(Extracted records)
----------------

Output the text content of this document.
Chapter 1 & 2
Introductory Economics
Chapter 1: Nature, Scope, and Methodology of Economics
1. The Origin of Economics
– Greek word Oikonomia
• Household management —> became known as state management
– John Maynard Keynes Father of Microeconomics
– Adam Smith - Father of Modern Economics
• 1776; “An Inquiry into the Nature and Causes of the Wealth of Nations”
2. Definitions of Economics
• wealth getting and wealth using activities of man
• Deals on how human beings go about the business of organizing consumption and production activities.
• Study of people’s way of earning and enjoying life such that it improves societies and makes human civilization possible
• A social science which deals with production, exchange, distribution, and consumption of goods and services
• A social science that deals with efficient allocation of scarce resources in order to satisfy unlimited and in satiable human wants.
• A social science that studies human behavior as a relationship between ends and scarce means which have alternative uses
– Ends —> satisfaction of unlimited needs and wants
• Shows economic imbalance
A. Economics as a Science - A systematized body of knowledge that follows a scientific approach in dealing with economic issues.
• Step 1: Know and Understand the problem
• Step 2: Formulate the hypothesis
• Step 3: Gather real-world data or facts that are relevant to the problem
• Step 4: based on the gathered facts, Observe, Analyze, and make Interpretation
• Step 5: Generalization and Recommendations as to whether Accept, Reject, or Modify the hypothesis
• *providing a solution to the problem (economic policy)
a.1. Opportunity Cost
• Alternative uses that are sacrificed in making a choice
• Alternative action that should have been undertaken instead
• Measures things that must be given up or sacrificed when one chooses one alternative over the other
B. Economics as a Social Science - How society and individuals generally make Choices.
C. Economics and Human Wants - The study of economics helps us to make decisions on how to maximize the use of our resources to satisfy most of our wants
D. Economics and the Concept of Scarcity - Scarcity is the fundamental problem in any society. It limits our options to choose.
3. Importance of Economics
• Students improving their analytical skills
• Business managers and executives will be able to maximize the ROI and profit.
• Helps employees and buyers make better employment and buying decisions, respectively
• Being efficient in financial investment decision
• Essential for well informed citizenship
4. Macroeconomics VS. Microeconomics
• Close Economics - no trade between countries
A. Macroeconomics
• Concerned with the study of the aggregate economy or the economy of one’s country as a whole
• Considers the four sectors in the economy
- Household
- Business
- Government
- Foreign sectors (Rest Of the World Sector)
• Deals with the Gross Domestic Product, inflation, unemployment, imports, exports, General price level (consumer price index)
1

----------------

Search the preceding listing for the word "have" and pull out every line that holds it.

### Output of the exercise
• A social science that studies human behavior as a relationship between ends and scarce means which have alternative uses
• Alternative action that should have been undertaken instead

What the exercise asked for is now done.